Instructions to follow: With the pictures left out, copy the listing below exactly.

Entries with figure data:
━━━━━━

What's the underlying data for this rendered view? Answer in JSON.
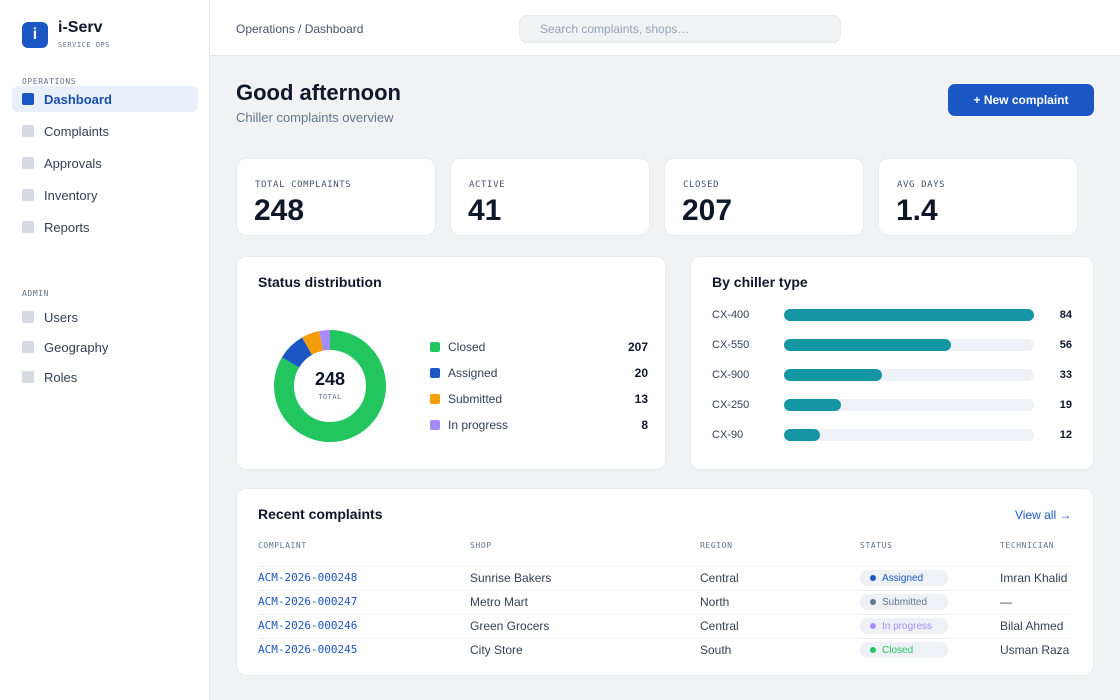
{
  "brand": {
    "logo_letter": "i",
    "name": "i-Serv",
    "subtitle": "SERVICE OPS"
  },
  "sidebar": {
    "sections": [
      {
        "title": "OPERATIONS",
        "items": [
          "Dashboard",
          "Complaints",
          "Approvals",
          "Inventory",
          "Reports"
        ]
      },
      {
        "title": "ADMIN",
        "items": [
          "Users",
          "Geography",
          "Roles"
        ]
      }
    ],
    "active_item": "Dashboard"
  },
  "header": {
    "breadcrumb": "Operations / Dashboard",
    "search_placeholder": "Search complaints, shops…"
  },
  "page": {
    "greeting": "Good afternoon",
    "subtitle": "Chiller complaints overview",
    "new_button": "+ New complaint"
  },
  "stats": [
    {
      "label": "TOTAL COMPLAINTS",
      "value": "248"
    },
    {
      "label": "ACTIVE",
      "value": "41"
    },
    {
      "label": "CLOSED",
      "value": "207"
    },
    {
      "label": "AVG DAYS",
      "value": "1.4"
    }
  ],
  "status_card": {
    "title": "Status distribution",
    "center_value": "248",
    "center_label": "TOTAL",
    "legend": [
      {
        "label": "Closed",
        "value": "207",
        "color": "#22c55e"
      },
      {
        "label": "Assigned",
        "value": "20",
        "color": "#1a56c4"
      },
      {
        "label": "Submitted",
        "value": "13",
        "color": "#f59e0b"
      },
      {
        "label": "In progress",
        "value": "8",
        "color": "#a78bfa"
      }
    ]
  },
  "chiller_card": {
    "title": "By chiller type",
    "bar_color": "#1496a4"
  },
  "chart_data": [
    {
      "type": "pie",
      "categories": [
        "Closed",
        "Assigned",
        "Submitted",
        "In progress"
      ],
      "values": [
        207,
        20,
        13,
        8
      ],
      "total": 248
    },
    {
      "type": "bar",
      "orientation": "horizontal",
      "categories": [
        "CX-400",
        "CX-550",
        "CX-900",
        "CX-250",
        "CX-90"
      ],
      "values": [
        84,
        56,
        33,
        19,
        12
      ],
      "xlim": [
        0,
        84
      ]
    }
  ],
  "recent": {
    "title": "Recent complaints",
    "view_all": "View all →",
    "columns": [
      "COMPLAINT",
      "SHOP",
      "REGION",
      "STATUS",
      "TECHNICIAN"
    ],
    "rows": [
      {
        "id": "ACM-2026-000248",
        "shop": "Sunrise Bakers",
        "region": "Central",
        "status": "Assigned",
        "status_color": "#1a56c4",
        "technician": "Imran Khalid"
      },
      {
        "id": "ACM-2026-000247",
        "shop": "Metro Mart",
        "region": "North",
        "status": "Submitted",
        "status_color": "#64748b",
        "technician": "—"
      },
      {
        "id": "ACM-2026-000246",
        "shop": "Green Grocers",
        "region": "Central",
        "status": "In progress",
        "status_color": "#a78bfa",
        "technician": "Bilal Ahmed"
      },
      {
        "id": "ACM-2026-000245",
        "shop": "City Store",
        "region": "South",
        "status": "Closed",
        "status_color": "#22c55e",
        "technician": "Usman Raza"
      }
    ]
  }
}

━━━━━━

Result of the exercise:
What's the underlying data for this rendered view? Answer in JSON.
{
  "brand": {
    "logo_letter": "i",
    "name": "i-Serv",
    "subtitle": "SERVICE OPS"
  },
  "sidebar": {
    "sections": [
      {
        "title": "OPERATIONS",
        "items": [
          "Dashboard",
          "Complaints",
          "Approvals",
          "Inventory",
          "Reports"
        ]
      },
      {
        "title": "ADMIN",
        "items": [
          "Users",
          "Geography",
          "Roles"
        ]
      }
    ],
    "active_item": "Dashboard"
  },
  "header": {
    "breadcrumb": "Operations / Dashboard",
    "search_placeholder": "Search complaints, shops…"
  },
  "page": {
    "greeting": "Good afternoon",
    "subtitle": "Chiller complaints overview",
    "new_button": "+ New complaint"
  },
  "stats": [
    {
      "label": "TOTAL COMPLAINTS",
      "value": "248"
    },
    {
      "label": "ACTIVE",
      "value": "41"
    },
    {
      "label": "CLOSED",
      "value": "207"
    },
    {
      "label": "AVG DAYS",
      "value": "1.4"
    }
  ],
  "status_card": {
    "title": "Status distribution",
    "center_value": "248",
    "center_label": "TOTAL",
    "legend": [
      {
        "label": "Closed",
        "value": "207",
        "color": "#22c55e"
      },
      {
        "label": "Assigned",
        "value": "20",
        "color": "#1a56c4"
      },
      {
        "label": "Submitted",
        "value": "13",
        "color": "#f59e0b"
      },
      {
        "label": "In progress",
        "value": "8",
        "color": "#a78bfa"
      }
    ]
  },
  "chiller_card": {
    "title": "By chiller type",
    "bar_color": "#1496a4"
  },
  "chart_data": [
    {
      "type": "pie",
      "categories": [
        "Closed",
        "Assigned",
        "Submitted",
        "In progress"
      ],
      "values": [
        207,
        20,
        13,
        8
      ],
      "total": 248
    },
    {
      "type": "bar",
      "orientation": "horizontal",
      "categories": [
        "CX-400",
        "CX-550",
        "CX-900",
        "CX-250",
        "CX-90"
      ],
      "values": [
        84,
        56,
        33,
        19,
        12
      ],
      "xlim": [
        0,
        84
      ]
    }
  ],
  "recent": {
    "title": "Recent complaints",
    "view_all": "View all →",
    "columns": [
      "COMPLAINT",
      "SHOP",
      "REGION",
      "STATUS",
      "TECHNICIAN"
    ],
    "rows": [
      {
        "id": "ACM-2026-000248",
        "shop": "Sunrise Bakers",
        "region": "Central",
        "status": "Assigned",
        "status_color": "#1a56c4",
        "technician": "Imran Khalid"
      },
      {
        "id": "ACM-2026-000247",
        "shop": "Metro Mart",
        "region": "North",
        "status": "Submitted",
        "status_color": "#64748b",
        "technician": "—"
      },
      {
        "id": "ACM-2026-000246",
        "shop": "Green Grocers",
        "region": "Central",
        "status": "In progress",
        "status_color": "#a78bfa",
        "technician": "Bilal Ahmed"
      },
      {
        "id": "ACM-2026-000245",
        "shop": "City Store",
        "region": "South",
        "status": "Closed",
        "status_color": "#22c55e",
        "technician": "Usman Raza"
      }
    ]
  }
}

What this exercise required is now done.